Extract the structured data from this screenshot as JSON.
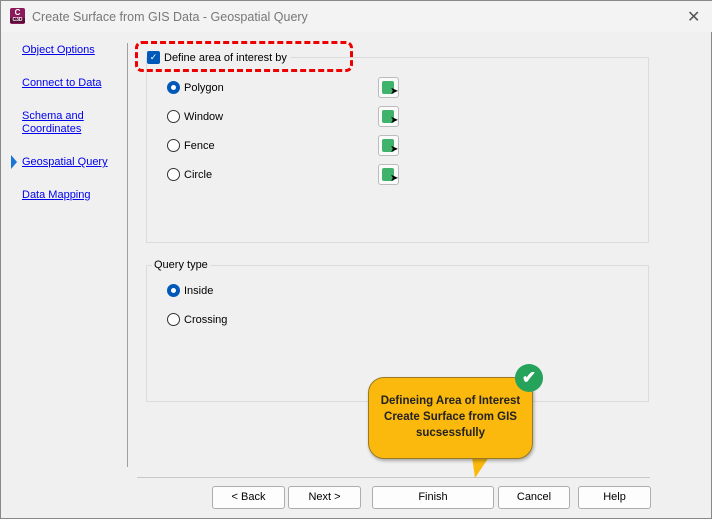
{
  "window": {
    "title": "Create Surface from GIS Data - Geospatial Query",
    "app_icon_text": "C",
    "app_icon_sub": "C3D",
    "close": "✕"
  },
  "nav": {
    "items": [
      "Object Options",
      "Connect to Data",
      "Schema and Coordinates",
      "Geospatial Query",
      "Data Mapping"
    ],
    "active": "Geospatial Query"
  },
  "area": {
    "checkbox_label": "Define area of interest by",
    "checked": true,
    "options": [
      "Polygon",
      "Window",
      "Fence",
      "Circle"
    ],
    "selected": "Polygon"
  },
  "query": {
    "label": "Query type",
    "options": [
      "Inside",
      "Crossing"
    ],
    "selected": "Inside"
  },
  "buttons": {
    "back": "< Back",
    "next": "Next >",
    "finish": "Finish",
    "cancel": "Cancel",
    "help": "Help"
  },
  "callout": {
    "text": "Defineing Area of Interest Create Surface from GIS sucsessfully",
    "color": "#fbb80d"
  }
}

## OBJECTIVE
Your answer should be a single number: the count of lines in these records that hold the string "from".

## EXPECTED ANSWER
3